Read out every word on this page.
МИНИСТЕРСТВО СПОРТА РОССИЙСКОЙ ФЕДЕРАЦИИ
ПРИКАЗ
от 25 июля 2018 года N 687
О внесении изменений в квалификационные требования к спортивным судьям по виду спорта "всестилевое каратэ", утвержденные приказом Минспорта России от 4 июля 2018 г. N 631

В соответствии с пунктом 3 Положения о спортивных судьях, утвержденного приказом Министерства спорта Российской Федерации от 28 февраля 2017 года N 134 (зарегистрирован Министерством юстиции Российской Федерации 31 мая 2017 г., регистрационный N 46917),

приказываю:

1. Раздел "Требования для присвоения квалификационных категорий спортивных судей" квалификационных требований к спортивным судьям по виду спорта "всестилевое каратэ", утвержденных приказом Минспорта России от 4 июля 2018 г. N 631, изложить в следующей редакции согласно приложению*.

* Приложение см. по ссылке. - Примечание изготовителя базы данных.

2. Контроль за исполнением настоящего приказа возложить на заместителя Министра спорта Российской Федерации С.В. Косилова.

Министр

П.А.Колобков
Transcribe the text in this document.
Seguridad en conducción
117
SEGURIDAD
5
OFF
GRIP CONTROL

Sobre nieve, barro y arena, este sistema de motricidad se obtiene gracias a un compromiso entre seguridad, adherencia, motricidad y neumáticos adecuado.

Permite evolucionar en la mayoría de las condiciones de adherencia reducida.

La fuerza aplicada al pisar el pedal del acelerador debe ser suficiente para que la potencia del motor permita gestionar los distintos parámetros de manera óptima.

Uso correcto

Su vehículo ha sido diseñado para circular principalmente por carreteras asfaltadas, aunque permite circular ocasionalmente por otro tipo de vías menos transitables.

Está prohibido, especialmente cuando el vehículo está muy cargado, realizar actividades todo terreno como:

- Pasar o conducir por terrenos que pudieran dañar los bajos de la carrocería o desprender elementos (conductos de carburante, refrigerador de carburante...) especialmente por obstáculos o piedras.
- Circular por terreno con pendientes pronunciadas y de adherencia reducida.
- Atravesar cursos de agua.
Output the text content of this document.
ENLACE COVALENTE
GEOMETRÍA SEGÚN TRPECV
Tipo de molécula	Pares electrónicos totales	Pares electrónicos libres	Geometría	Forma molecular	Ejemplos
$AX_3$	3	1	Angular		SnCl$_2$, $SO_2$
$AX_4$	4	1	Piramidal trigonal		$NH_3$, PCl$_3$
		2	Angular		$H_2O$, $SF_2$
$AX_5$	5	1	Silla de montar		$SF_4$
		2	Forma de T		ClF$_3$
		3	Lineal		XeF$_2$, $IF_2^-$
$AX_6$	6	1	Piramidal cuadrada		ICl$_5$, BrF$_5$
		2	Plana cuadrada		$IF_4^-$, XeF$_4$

Short problem:
Every line in the data that holds "document" should be copied out.

Answer to the exercise:
Transcribe the text in this document.
Output the text content of this document.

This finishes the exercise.